_Supplied material:_
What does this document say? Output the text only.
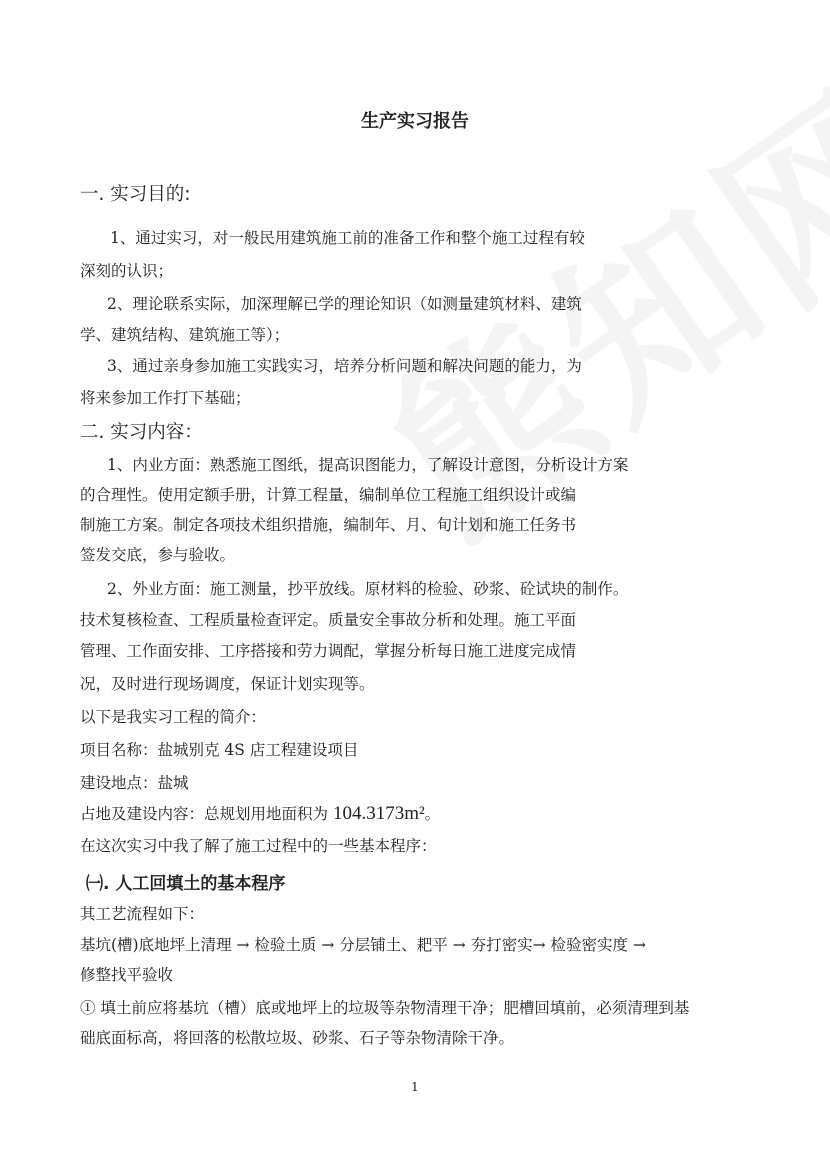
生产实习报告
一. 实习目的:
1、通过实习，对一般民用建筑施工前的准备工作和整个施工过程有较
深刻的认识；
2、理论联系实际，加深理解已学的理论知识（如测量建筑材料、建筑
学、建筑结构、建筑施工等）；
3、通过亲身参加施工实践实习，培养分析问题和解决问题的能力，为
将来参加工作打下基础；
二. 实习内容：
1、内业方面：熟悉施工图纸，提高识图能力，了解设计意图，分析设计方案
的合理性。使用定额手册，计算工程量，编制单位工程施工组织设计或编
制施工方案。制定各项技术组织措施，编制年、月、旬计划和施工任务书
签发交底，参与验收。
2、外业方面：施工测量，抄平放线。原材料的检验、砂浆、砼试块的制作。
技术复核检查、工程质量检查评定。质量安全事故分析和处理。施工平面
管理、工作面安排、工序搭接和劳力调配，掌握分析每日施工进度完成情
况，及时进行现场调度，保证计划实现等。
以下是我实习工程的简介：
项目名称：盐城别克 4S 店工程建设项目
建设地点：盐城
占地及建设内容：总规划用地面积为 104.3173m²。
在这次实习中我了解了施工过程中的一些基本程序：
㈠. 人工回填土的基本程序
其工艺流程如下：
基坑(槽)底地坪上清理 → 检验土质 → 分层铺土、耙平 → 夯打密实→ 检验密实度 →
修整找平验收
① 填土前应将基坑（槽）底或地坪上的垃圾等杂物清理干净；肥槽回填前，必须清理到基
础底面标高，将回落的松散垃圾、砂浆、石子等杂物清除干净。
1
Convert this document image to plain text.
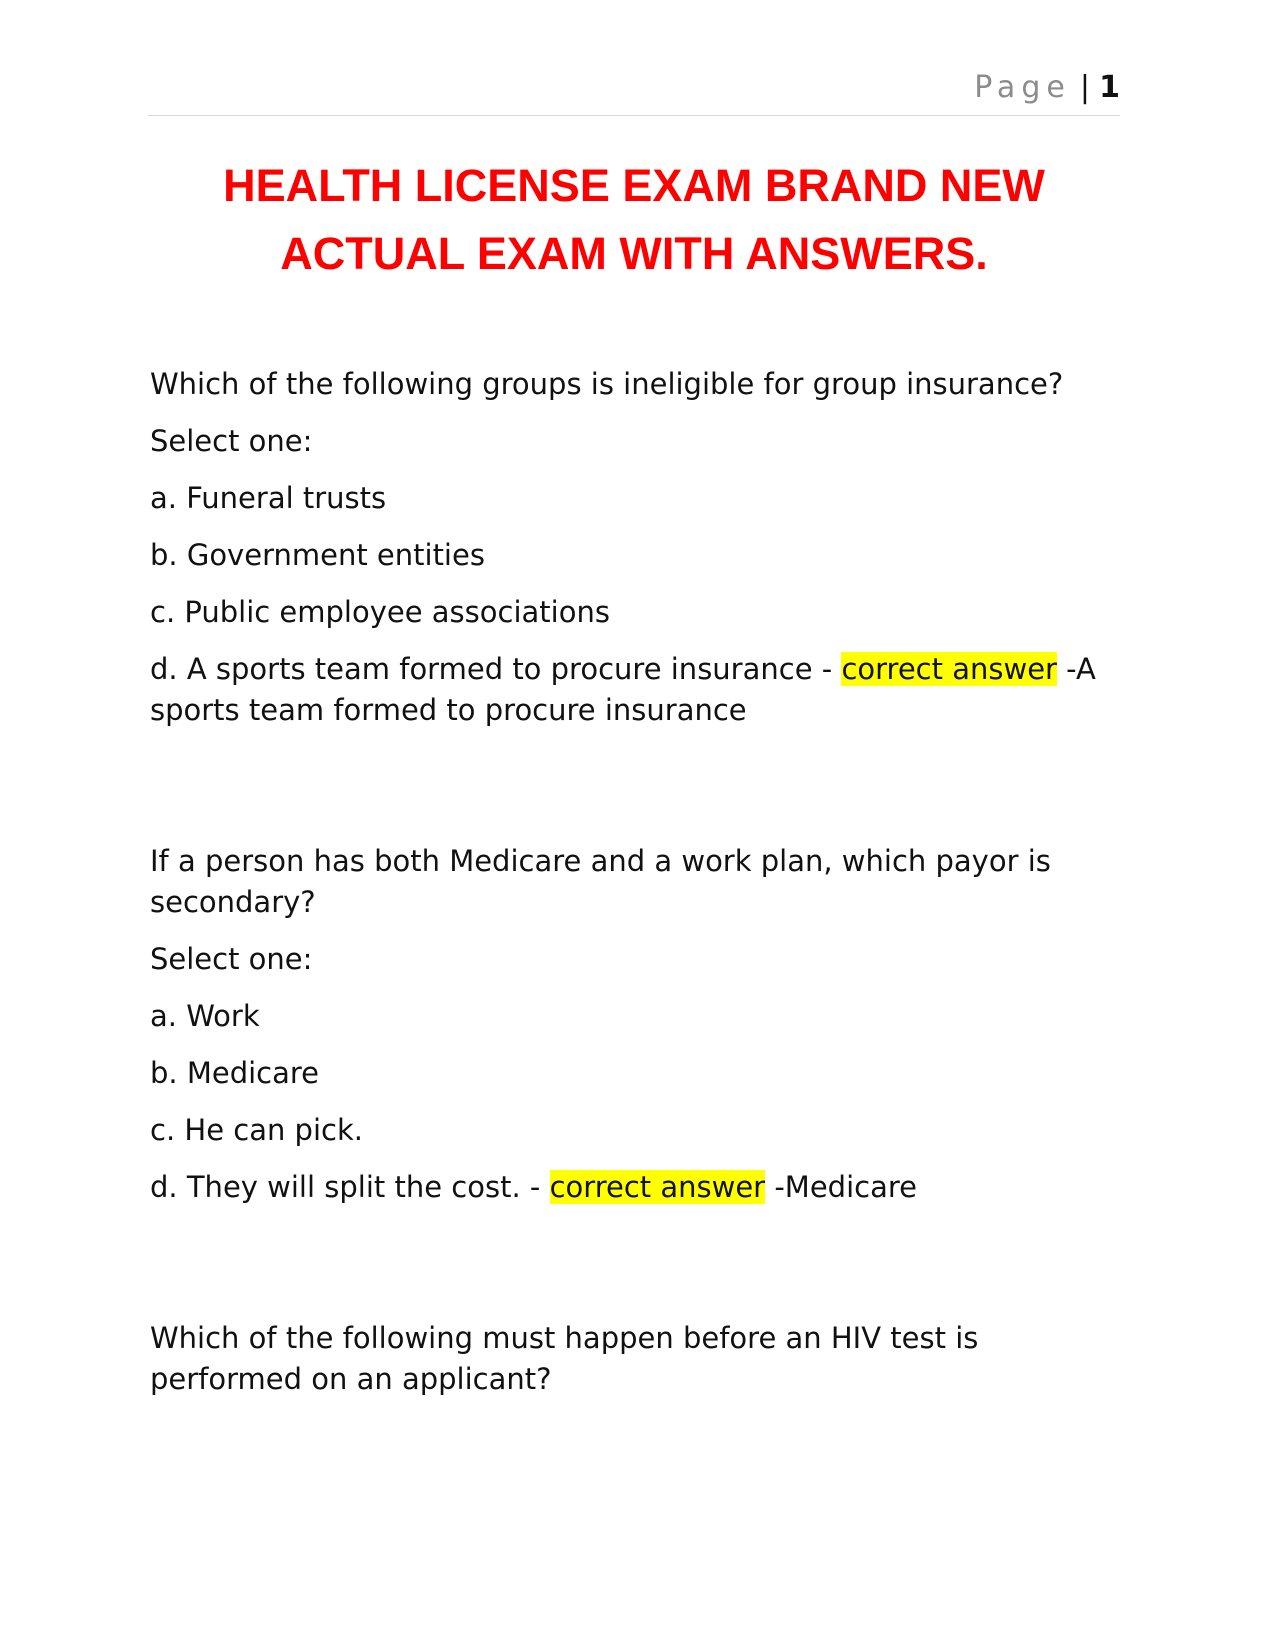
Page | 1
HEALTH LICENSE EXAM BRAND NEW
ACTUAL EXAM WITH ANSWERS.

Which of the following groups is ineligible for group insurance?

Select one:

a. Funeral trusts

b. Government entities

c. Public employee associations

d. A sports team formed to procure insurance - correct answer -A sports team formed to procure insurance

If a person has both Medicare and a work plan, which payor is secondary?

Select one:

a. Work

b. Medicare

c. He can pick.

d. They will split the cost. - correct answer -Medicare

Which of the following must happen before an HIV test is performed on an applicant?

_Goal:_
Every line from the one containing "Convert this document image to plain text." through the end of the listing is to be copied exactly; the pictures are not.

_The completed task:_
Convert this document image to plain text.
Page | 1
HEALTH LICENSE EXAM BRAND NEW
ACTUAL EXAM WITH ANSWERS.

Which of the following groups is ineligible for group insurance?

Select one:

a. Funeral trusts

b. Government entities

c. Public employee associations

d. A sports team formed to procure insurance - correct answer -A sports team formed to procure insurance

If a person has both Medicare and a work plan, which payor is secondary?

Select one:

a. Work

b. Medicare

c. He can pick.

d. They will split the cost. - correct answer -Medicare

Which of the following must happen before an HIV test is performed on an applicant?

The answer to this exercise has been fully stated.